Copy out the data exactly, leaving the pictures behind.

==== Recorded information

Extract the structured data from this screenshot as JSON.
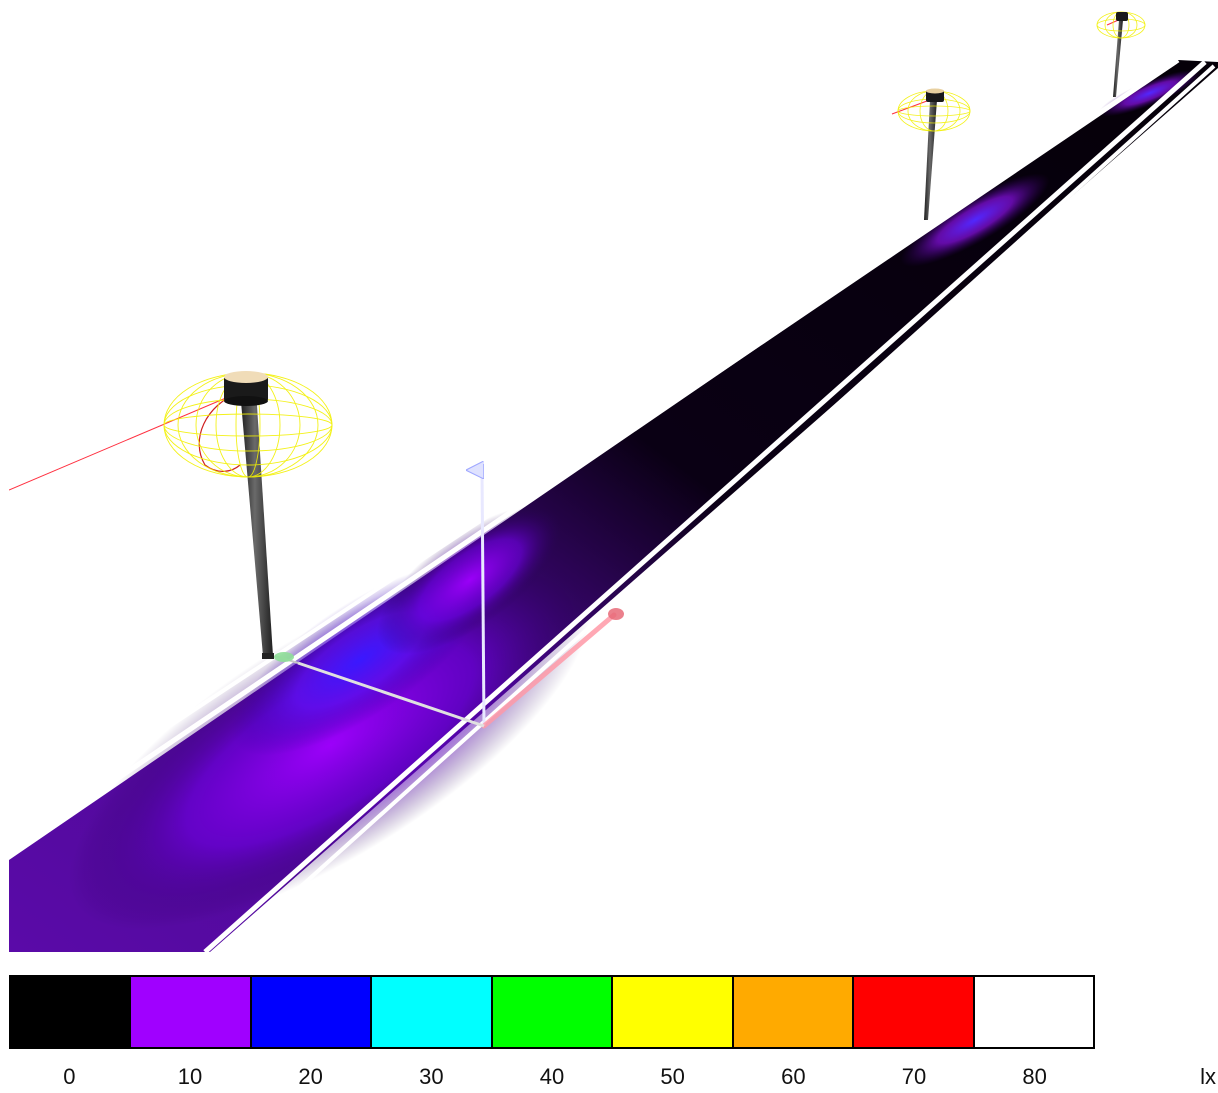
{
  "scene": {
    "colors": {
      "background": "#ffffff",
      "road_dark": "#000000",
      "road_glow_violet": "#a000ff",
      "road_glow_blue": "#4a10ff",
      "lane_line": "#ffffff",
      "luminaire_photometric_web": "#f0f000",
      "pole": "#3a3a3a",
      "axis_x": "#ff9aa8",
      "axis_y": "#9ae0a0",
      "axis_z": "#c8ccff",
      "aim_line": "#ff3040"
    },
    "objects": [
      {
        "name": "luminaire-pole-1",
        "icon": "street-light-icon"
      },
      {
        "name": "luminaire-pole-2",
        "icon": "street-light-icon"
      },
      {
        "name": "luminaire-pole-3",
        "icon": "street-light-icon"
      },
      {
        "name": "transform-gizmo",
        "icon": "move-axes-icon"
      }
    ]
  },
  "legend": {
    "unit": "lx",
    "bins": [
      {
        "value": "0",
        "color": "#000000"
      },
      {
        "value": "10",
        "color": "#a000ff"
      },
      {
        "value": "20",
        "color": "#0000ff"
      },
      {
        "value": "30",
        "color": "#00ffff"
      },
      {
        "value": "40",
        "color": "#00ff00"
      },
      {
        "value": "50",
        "color": "#ffff00"
      },
      {
        "value": "60",
        "color": "#ffaa00"
      },
      {
        "value": "70",
        "color": "#ff0000"
      },
      {
        "value": "80",
        "color": "#ffffff"
      }
    ]
  }
}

========

#### Finished task:
Extract the structured data from this screenshot as JSON.
{
  "scene": {
    "colors": {
      "background": "#ffffff",
      "road_dark": "#000000",
      "road_glow_violet": "#a000ff",
      "road_glow_blue": "#4a10ff",
      "lane_line": "#ffffff",
      "luminaire_photometric_web": "#f0f000",
      "pole": "#3a3a3a",
      "axis_x": "#ff9aa8",
      "axis_y": "#9ae0a0",
      "axis_z": "#c8ccff",
      "aim_line": "#ff3040"
    },
    "objects": [
      {
        "name": "luminaire-pole-1",
        "icon": "street-light-icon"
      },
      {
        "name": "luminaire-pole-2",
        "icon": "street-light-icon"
      },
      {
        "name": "luminaire-pole-3",
        "icon": "street-light-icon"
      },
      {
        "name": "transform-gizmo",
        "icon": "move-axes-icon"
      }
    ]
  },
  "legend": {
    "unit": "lx",
    "bins": [
      {
        "value": "0",
        "color": "#000000"
      },
      {
        "value": "10",
        "color": "#a000ff"
      },
      {
        "value": "20",
        "color": "#0000ff"
      },
      {
        "value": "30",
        "color": "#00ffff"
      },
      {
        "value": "40",
        "color": "#00ff00"
      },
      {
        "value": "50",
        "color": "#ffff00"
      },
      {
        "value": "60",
        "color": "#ffaa00"
      },
      {
        "value": "70",
        "color": "#ff0000"
      },
      {
        "value": "80",
        "color": "#ffffff"
      }
    ]
  }
}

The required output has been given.